Stored data:
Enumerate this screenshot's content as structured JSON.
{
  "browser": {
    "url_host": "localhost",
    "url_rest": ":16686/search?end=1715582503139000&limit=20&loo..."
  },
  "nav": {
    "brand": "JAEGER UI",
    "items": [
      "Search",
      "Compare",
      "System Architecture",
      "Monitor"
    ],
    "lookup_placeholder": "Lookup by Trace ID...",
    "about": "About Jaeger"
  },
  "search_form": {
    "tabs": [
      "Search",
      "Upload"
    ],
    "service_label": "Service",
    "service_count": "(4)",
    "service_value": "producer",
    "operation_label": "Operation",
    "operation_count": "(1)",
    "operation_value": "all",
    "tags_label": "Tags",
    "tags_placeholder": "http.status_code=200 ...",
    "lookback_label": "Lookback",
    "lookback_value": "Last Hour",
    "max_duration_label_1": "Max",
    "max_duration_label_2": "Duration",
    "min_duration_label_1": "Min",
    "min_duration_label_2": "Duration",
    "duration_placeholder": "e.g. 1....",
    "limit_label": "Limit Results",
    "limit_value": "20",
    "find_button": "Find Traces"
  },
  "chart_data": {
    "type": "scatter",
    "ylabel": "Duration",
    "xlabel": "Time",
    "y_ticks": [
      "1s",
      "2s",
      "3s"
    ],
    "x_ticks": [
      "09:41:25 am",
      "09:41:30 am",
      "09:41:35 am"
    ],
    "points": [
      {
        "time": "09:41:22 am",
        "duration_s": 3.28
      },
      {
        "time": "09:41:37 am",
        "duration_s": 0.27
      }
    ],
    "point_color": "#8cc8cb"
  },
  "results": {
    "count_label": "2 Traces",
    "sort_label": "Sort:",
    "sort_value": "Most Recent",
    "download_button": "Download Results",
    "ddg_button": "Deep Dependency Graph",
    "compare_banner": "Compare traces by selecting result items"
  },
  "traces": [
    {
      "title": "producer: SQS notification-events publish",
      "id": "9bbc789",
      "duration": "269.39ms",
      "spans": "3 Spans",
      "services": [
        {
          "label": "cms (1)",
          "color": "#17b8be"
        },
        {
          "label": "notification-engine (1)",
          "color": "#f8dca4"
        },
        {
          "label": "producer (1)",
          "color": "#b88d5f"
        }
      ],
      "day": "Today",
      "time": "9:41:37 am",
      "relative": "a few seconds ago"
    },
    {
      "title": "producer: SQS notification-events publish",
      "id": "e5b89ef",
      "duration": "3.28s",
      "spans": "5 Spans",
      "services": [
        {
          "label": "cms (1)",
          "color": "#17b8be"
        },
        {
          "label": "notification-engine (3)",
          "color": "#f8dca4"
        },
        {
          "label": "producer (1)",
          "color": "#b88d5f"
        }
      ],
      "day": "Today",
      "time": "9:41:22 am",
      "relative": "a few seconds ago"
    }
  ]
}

Task instructions:
Set every line of the listing down word for word.

Solution to this problem:
Enumerate this screenshot's content as structured JSON.
{
  "browser": {
    "url_host": "localhost",
    "url_rest": ":16686/search?end=1715582503139000&limit=20&loo..."
  },
  "nav": {
    "brand": "JAEGER UI",
    "items": [
      "Search",
      "Compare",
      "System Architecture",
      "Monitor"
    ],
    "lookup_placeholder": "Lookup by Trace ID...",
    "about": "About Jaeger"
  },
  "search_form": {
    "tabs": [
      "Search",
      "Upload"
    ],
    "service_label": "Service",
    "service_count": "(4)",
    "service_value": "producer",
    "operation_label": "Operation",
    "operation_count": "(1)",
    "operation_value": "all",
    "tags_label": "Tags",
    "tags_placeholder": "http.status_code=200 ...",
    "lookback_label": "Lookback",
    "lookback_value": "Last Hour",
    "max_duration_label_1": "Max",
    "max_duration_label_2": "Duration",
    "min_duration_label_1": "Min",
    "min_duration_label_2": "Duration",
    "duration_placeholder": "e.g. 1....",
    "limit_label": "Limit Results",
    "limit_value": "20",
    "find_button": "Find Traces"
  },
  "chart_data": {
    "type": "scatter",
    "ylabel": "Duration",
    "xlabel": "Time",
    "y_ticks": [
      "1s",
      "2s",
      "3s"
    ],
    "x_ticks": [
      "09:41:25 am",
      "09:41:30 am",
      "09:41:35 am"
    ],
    "points": [
      {
        "time": "09:41:22 am",
        "duration_s": 3.28
      },
      {
        "time": "09:41:37 am",
        "duration_s": 0.27
      }
    ],
    "point_color": "#8cc8cb"
  },
  "results": {
    "count_label": "2 Traces",
    "sort_label": "Sort:",
    "sort_value": "Most Recent",
    "download_button": "Download Results",
    "ddg_button": "Deep Dependency Graph",
    "compare_banner": "Compare traces by selecting result items"
  },
  "traces": [
    {
      "title": "producer: SQS notification-events publish",
      "id": "9bbc789",
      "duration": "269.39ms",
      "spans": "3 Spans",
      "services": [
        {
          "label": "cms (1)",
          "color": "#17b8be"
        },
        {
          "label": "notification-engine (1)",
          "color": "#f8dca4"
        },
        {
          "label": "producer (1)",
          "color": "#b88d5f"
        }
      ],
      "day": "Today",
      "time": "9:41:37 am",
      "relative": "a few seconds ago"
    },
    {
      "title": "producer: SQS notification-events publish",
      "id": "e5b89ef",
      "duration": "3.28s",
      "spans": "5 Spans",
      "services": [
        {
          "label": "cms (1)",
          "color": "#17b8be"
        },
        {
          "label": "notification-engine (3)",
          "color": "#f8dca4"
        },
        {
          "label": "producer (1)",
          "color": "#b88d5f"
        }
      ],
      "day": "Today",
      "time": "9:41:22 am",
      "relative": "a few seconds ago"
    }
  ]
}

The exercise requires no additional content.